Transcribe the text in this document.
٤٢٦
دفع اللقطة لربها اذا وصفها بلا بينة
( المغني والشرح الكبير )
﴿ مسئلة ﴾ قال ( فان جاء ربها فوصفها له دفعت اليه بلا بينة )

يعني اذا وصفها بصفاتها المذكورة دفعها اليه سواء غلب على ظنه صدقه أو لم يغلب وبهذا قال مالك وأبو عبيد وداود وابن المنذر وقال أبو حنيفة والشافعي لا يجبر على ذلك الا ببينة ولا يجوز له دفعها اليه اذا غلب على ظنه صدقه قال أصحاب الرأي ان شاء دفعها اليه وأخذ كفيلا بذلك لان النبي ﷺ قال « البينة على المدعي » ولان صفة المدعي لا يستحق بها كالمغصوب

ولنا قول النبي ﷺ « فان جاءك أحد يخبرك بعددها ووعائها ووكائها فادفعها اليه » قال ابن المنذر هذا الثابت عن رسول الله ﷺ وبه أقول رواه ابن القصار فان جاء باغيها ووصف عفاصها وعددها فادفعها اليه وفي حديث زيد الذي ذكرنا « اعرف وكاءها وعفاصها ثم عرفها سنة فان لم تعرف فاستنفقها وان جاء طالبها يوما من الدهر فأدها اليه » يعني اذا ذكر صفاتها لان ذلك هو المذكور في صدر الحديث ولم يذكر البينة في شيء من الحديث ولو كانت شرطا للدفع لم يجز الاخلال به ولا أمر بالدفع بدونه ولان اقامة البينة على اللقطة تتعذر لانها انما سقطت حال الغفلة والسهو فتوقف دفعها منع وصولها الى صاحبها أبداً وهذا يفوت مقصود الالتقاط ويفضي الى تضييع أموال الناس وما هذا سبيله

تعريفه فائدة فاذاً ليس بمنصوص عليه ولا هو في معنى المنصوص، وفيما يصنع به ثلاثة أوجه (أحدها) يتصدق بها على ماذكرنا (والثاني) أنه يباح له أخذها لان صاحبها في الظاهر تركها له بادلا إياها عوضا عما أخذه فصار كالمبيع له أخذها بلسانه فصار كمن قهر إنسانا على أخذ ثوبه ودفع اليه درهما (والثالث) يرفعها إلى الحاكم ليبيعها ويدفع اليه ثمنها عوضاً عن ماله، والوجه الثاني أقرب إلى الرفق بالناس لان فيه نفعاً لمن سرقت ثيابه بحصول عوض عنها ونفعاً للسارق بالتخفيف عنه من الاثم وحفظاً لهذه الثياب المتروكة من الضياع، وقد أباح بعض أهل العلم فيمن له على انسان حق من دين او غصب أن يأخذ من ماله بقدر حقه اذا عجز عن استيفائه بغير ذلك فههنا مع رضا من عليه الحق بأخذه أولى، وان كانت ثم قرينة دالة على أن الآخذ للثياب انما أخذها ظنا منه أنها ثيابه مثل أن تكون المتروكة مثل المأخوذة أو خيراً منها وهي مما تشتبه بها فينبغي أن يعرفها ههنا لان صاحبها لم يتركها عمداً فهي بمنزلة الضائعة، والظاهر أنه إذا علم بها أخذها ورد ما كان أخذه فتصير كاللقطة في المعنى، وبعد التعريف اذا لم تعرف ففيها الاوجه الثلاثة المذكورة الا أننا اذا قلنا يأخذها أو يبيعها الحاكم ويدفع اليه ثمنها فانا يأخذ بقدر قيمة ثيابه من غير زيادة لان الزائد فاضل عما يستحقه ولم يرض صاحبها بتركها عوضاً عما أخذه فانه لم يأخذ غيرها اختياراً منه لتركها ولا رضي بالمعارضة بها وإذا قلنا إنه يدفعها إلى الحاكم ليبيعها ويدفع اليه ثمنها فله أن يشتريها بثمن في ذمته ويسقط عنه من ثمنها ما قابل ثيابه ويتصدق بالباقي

────────────────────────────────────────

Your task is to reproduce all of the records exactly.

● **ANSWER TO THIS EXERCISE**
Transcribe the text in this document.
٤٢٦
دفع اللقطة لربها اذا وصفها بلا بينة
( المغني والشرح الكبير )
﴿ مسئلة ﴾ قال ( فان جاء ربها فوصفها له دفعت اليه بلا بينة )

يعني اذا وصفها بصفاتها المذكورة دفعها اليه سواء غلب على ظنه صدقه أو لم يغلب وبهذا قال مالك وأبو عبيد وداود وابن المنذر وقال أبو حنيفة والشافعي لا يجبر على ذلك الا ببينة ولا يجوز له دفعها اليه اذا غلب على ظنه صدقه قال أصحاب الرأي ان شاء دفعها اليه وأخذ كفيلا بذلك لان النبي ﷺ قال « البينة على المدعي » ولان صفة المدعي لا يستحق بها كالمغصوب

ولنا قول النبي ﷺ « فان جاءك أحد يخبرك بعددها ووعائها ووكائها فادفعها اليه » قال ابن المنذر هذا الثابت عن رسول الله ﷺ وبه أقول رواه ابن القصار فان جاء باغيها ووصف عفاصها وعددها فادفعها اليه وفي حديث زيد الذي ذكرنا « اعرف وكاءها وعفاصها ثم عرفها سنة فان لم تعرف فاستنفقها وان جاء طالبها يوما من الدهر فأدها اليه » يعني اذا ذكر صفاتها لان ذلك هو المذكور في صدر الحديث ولم يذكر البينة في شيء من الحديث ولو كانت شرطا للدفع لم يجز الاخلال به ولا أمر بالدفع بدونه ولان اقامة البينة على اللقطة تتعذر لانها انما سقطت حال الغفلة والسهو فتوقف دفعها منع وصولها الى صاحبها أبداً وهذا يفوت مقصود الالتقاط ويفضي الى تضييع أموال الناس وما هذا سبيله

تعريفه فائدة فاذاً ليس بمنصوص عليه ولا هو في معنى المنصوص، وفيما يصنع به ثلاثة أوجه (أحدها) يتصدق بها على ماذكرنا (والثاني) أنه يباح له أخذها لان صاحبها في الظاهر تركها له بادلا إياها عوضا عما أخذه فصار كالمبيع له أخذها بلسانه فصار كمن قهر إنسانا على أخذ ثوبه ودفع اليه درهما (والثالث) يرفعها إلى الحاكم ليبيعها ويدفع اليه ثمنها عوضاً عن ماله، والوجه الثاني أقرب إلى الرفق بالناس لان فيه نفعاً لمن سرقت ثيابه بحصول عوض عنها ونفعاً للسارق بالتخفيف عنه من الاثم وحفظاً لهذه الثياب المتروكة من الضياع، وقد أباح بعض أهل العلم فيمن له على انسان حق من دين او غصب أن يأخذ من ماله بقدر حقه اذا عجز عن استيفائه بغير ذلك فههنا مع رضا من عليه الحق بأخذه أولى، وان كانت ثم قرينة دالة على أن الآخذ للثياب انما أخذها ظنا منه أنها ثيابه مثل أن تكون المتروكة مثل المأخوذة أو خيراً منها وهي مما تشتبه بها فينبغي أن يعرفها ههنا لان صاحبها لم يتركها عمداً فهي بمنزلة الضائعة، والظاهر أنه إذا علم بها أخذها ورد ما كان أخذه فتصير كاللقطة في المعنى، وبعد التعريف اذا لم تعرف ففيها الاوجه الثلاثة المذكورة الا أننا اذا قلنا يأخذها أو يبيعها الحاكم ويدفع اليه ثمنها فانا يأخذ بقدر قيمة ثيابه من غير زيادة لان الزائد فاضل عما يستحقه ولم يرض صاحبها بتركها عوضاً عما أخذه فانه لم يأخذ غيرها اختياراً منه لتركها ولا رضي بالمعارضة بها وإذا قلنا إنه يدفعها إلى الحاكم ليبيعها ويدفع اليه ثمنها فله أن يشتريها بثمن في ذمته ويسقط عنه من ثمنها ما قابل ثيابه ويتصدق بالباقي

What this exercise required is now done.